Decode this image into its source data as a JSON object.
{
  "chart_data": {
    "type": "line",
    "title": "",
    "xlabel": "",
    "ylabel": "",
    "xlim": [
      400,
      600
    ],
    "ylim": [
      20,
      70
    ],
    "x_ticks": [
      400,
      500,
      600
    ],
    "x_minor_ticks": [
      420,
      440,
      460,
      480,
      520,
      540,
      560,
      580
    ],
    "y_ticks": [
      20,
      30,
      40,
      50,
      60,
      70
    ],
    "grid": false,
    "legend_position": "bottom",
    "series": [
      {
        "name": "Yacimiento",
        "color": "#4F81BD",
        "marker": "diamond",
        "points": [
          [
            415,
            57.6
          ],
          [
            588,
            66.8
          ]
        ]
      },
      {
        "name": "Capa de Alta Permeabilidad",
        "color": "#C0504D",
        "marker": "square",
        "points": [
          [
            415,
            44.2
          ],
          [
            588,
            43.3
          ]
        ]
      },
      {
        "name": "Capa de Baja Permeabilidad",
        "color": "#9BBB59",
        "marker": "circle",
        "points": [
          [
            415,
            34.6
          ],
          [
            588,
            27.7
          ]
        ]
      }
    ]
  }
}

----

#### EXERCISE DIRECTIONS:
Give an exact repetition of all the material.

#### SOLUTION FOR THIS EXERCISE:
Decode this image into its source data as a JSON object.
{
  "chart_data": {
    "type": "line",
    "title": "",
    "xlabel": "",
    "ylabel": "",
    "xlim": [
      400,
      600
    ],
    "ylim": [
      20,
      70
    ],
    "x_ticks": [
      400,
      500,
      600
    ],
    "x_minor_ticks": [
      420,
      440,
      460,
      480,
      520,
      540,
      560,
      580
    ],
    "y_ticks": [
      20,
      30,
      40,
      50,
      60,
      70
    ],
    "grid": false,
    "legend_position": "bottom",
    "series": [
      {
        "name": "Yacimiento",
        "color": "#4F81BD",
        "marker": "diamond",
        "points": [
          [
            415,
            57.6
          ],
          [
            588,
            66.8
          ]
        ]
      },
      {
        "name": "Capa de Alta Permeabilidad",
        "color": "#C0504D",
        "marker": "square",
        "points": [
          [
            415,
            44.2
          ],
          [
            588,
            43.3
          ]
        ]
      },
      {
        "name": "Capa de Baja Permeabilidad",
        "color": "#9BBB59",
        "marker": "circle",
        "points": [
          [
            415,
            34.6
          ],
          [
            588,
            27.7
          ]
        ]
      }
    ]
  }
}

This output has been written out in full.